— What the task requires —
Strip the pictures and reproduce the rest of the listing exactly.

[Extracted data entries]
======

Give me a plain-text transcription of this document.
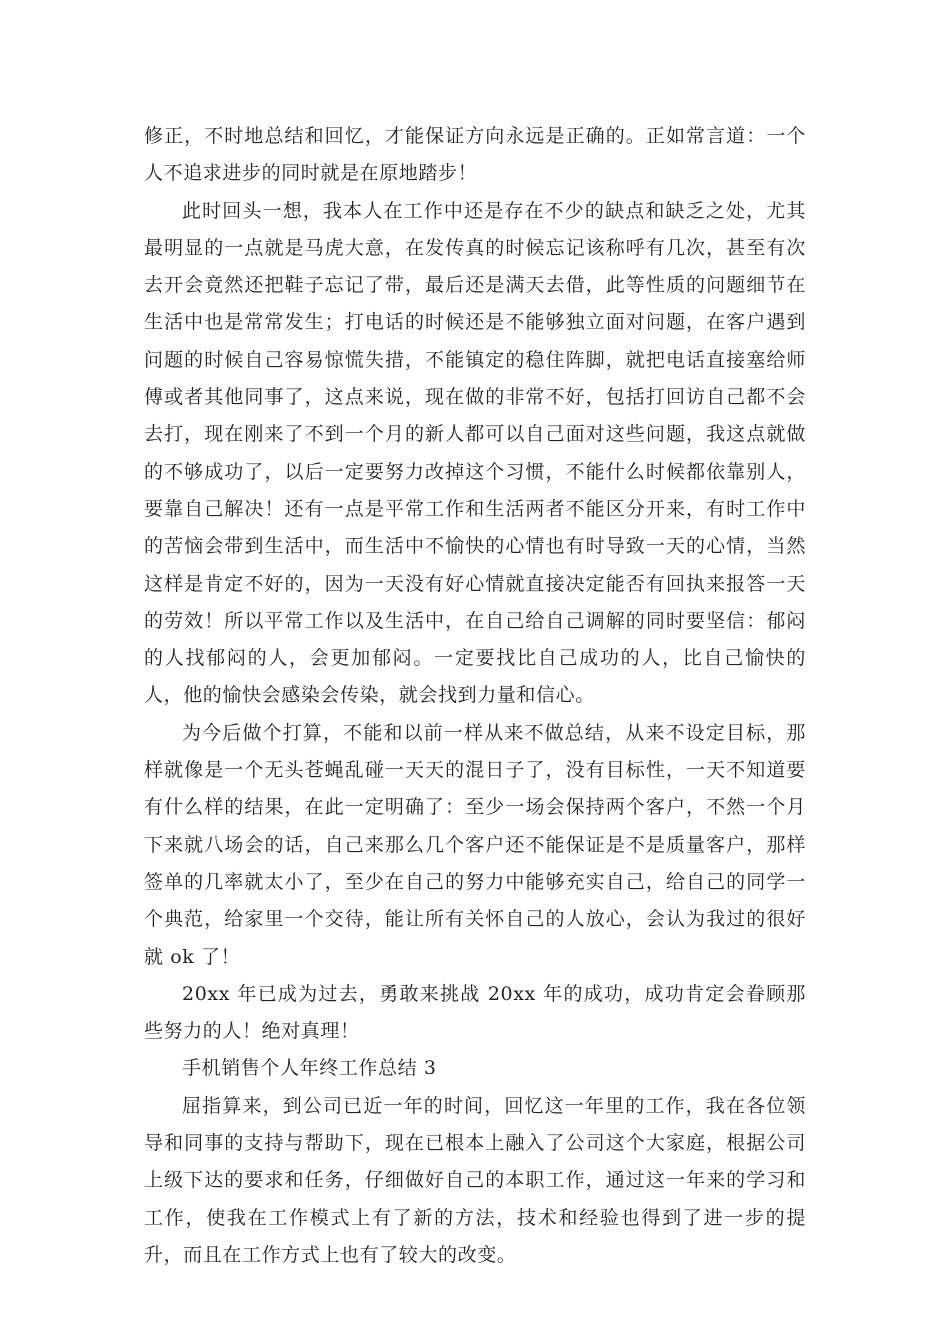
修正，不时地总结和回忆，才能保证方向永远是正确的。正如常言道：一个人不追求进步的同时就是在原地踏步！

此时回头一想，我本人在工作中还是存在不少的缺点和缺乏之处，尤其最明显的一点就是马虎大意，在发传真的时候忘记该称呼有几次，甚至有次去开会竟然还把鞋子忘记了带，最后还是满天去借，此等性质的问题细节在生活中也是常常发生；打电话的时候还是不能够独立面对问题，在客户遇到问题的时候自己容易惊慌失措，不能镇定的稳住阵脚，就把电话直接塞给师傅或者其他同事了，这点来说，现在做的非常不好，包括打回访自己都不会去打，现在刚来了不到一个月的新人都可以自己面对这些问题，我这点就做的不够成功了，以后一定要努力改掉这个习惯，不能什么时候都依靠别人，要靠自己解决！还有一点是平常工作和生活两者不能区分开来，有时工作中的苦恼会带到生活中，而生活中不愉快的心情也有时导致一天的心情，当然这样是肯定不好的，因为一天没有好心情就直接决定能否有回执来报答一天的劳效！所以平常工作以及生活中，在自己给自己调解的同时要坚信：郁闷的人找郁闷的人，会更加郁闷。一定要找比自己成功的人，比自己愉快的人，他的愉快会感染会传染，就会找到力量和信心。

为今后做个打算，不能和以前一样从来不做总结，从来不设定目标，那样就像是一个无头苍蝇乱碰一天天的混日子了，没有目标性，一天不知道要有什么样的结果，在此一定明确了：至少一场会保持两个客户，不然一个月下来就八场会的话，自己来那么几个客户还不能保证是不是质量客户，那样签单的几率就太小了，至少在自己的努力中能够充实自己，给自己的同学一个典范，给家里一个交待，能让所有关怀自己的人放心，会认为我过的很好就 ok 了！

20xx 年已成为过去，勇敢来挑战 20xx 年的成功，成功肯定会眷顾那些努力的人！绝对真理！

手机销售个人年终工作总结 3

屈指算来，到公司已近一年的时间，回忆这一年里的工作，我在各位领导和同事的支持与帮助下，现在已根本上融入了公司这个大家庭，根据公司上级下达的要求和任务，仔细做好自己的本职工作，通过这一年来的学习和工作，使我在工作模式上有了新的方法，技术和经验也得到了进一步的提升，而且在工作方式上也有了较大的改变。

======

— Final result —
Give me a plain-text transcription of this document.
修正，不时地总结和回忆，才能保证方向永远是正确的。正如常言道：一个人不追求进步的同时就是在原地踏步！

此时回头一想，我本人在工作中还是存在不少的缺点和缺乏之处，尤其最明显的一点就是马虎大意，在发传真的时候忘记该称呼有几次，甚至有次去开会竟然还把鞋子忘记了带，最后还是满天去借，此等性质的问题细节在生活中也是常常发生；打电话的时候还是不能够独立面对问题，在客户遇到问题的时候自己容易惊慌失措，不能镇定的稳住阵脚，就把电话直接塞给师傅或者其他同事了，这点来说，现在做的非常不好，包括打回访自己都不会去打，现在刚来了不到一个月的新人都可以自己面对这些问题，我这点就做的不够成功了，以后一定要努力改掉这个习惯，不能什么时候都依靠别人，要靠自己解决！还有一点是平常工作和生活两者不能区分开来，有时工作中的苦恼会带到生活中，而生活中不愉快的心情也有时导致一天的心情，当然这样是肯定不好的，因为一天没有好心情就直接决定能否有回执来报答一天的劳效！所以平常工作以及生活中，在自己给自己调解的同时要坚信：郁闷的人找郁闷的人，会更加郁闷。一定要找比自己成功的人，比自己愉快的人，他的愉快会感染会传染，就会找到力量和信心。

为今后做个打算，不能和以前一样从来不做总结，从来不设定目标，那样就像是一个无头苍蝇乱碰一天天的混日子了，没有目标性，一天不知道要有什么样的结果，在此一定明确了：至少一场会保持两个客户，不然一个月下来就八场会的话，自己来那么几个客户还不能保证是不是质量客户，那样签单的几率就太小了，至少在自己的努力中能够充实自己，给自己的同学一个典范，给家里一个交待，能让所有关怀自己的人放心，会认为我过的很好就 ok 了！

20xx 年已成为过去，勇敢来挑战 20xx 年的成功，成功肯定会眷顾那些努力的人！绝对真理！

手机销售个人年终工作总结 3

屈指算来，到公司已近一年的时间，回忆这一年里的工作，我在各位领导和同事的支持与帮助下，现在已根本上融入了公司这个大家庭，根据公司上级下达的要求和任务，仔细做好自己的本职工作，通过这一年来的学习和工作，使我在工作模式上有了新的方法，技术和经验也得到了进一步的提升，而且在工作方式上也有了较大的改变。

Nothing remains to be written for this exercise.